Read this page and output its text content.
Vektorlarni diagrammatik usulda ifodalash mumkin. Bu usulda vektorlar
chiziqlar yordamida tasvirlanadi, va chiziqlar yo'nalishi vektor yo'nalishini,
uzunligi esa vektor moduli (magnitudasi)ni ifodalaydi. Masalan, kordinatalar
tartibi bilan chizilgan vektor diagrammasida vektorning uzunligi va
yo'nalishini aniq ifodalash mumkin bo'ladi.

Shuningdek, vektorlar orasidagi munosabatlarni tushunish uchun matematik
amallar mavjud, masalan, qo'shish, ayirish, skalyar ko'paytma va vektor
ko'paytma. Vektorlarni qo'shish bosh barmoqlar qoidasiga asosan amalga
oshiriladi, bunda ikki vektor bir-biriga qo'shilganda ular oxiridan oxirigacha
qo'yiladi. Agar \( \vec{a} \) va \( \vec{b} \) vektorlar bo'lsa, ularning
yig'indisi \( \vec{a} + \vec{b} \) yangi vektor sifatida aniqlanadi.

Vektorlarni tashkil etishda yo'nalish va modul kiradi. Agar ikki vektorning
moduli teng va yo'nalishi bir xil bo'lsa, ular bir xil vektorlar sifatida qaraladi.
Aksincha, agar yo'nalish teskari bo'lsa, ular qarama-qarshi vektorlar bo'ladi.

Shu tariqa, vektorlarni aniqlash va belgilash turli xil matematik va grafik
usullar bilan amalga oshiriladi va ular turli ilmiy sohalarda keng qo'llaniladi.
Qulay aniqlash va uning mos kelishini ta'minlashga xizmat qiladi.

==

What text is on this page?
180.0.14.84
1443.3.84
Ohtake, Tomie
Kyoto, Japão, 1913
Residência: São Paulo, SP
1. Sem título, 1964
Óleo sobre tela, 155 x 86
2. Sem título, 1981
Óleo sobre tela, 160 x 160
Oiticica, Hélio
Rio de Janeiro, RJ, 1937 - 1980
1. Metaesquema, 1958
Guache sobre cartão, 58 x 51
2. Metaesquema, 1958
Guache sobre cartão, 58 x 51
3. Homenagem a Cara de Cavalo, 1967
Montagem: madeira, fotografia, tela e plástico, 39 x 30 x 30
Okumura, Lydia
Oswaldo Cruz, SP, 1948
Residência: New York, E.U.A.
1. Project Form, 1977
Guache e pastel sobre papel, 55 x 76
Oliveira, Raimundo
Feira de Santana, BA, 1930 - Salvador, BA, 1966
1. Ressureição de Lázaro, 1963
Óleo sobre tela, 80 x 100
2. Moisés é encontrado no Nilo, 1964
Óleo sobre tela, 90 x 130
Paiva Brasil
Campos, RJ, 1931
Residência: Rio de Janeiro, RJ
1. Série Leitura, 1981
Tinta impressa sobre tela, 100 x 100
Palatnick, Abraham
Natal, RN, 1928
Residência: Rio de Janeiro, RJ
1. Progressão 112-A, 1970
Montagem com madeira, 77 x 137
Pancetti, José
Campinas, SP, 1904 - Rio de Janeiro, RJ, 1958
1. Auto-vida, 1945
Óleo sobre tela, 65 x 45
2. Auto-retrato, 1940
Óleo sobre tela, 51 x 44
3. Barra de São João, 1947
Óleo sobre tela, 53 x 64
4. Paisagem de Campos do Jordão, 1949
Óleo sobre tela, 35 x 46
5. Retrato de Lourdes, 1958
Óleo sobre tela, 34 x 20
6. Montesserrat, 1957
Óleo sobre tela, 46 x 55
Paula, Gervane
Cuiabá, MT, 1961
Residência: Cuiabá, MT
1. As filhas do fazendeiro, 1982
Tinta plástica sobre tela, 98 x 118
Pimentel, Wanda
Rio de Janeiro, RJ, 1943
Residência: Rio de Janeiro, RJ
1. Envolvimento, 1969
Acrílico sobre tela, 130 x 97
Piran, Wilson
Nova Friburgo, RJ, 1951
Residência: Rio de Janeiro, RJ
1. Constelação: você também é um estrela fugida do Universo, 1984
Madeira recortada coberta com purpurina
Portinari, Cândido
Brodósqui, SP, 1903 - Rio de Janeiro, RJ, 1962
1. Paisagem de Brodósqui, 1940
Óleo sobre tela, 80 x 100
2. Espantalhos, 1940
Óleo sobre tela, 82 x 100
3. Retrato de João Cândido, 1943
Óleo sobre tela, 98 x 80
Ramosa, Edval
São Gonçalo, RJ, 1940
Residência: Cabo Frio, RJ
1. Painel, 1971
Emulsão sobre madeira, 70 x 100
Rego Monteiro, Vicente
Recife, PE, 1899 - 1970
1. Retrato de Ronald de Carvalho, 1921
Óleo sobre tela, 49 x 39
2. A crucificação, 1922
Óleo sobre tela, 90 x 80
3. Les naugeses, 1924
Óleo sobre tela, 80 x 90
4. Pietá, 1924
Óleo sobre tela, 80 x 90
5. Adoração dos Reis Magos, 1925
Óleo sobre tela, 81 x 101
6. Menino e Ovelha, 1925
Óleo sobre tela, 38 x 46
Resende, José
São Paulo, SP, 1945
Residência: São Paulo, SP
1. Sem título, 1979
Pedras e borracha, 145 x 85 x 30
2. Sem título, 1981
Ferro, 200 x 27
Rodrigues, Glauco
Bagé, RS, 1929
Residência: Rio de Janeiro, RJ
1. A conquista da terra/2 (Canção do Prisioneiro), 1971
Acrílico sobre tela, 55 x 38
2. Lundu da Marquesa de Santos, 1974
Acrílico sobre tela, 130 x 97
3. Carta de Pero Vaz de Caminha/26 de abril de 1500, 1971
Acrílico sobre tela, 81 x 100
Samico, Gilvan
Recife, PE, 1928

Do this
Every line in the data that holds "título" should be copied out.

Solution for this problem
1. Sem título, 1964
2. Sem título, 1981
1. Sem título, 1979
2. Sem título, 1981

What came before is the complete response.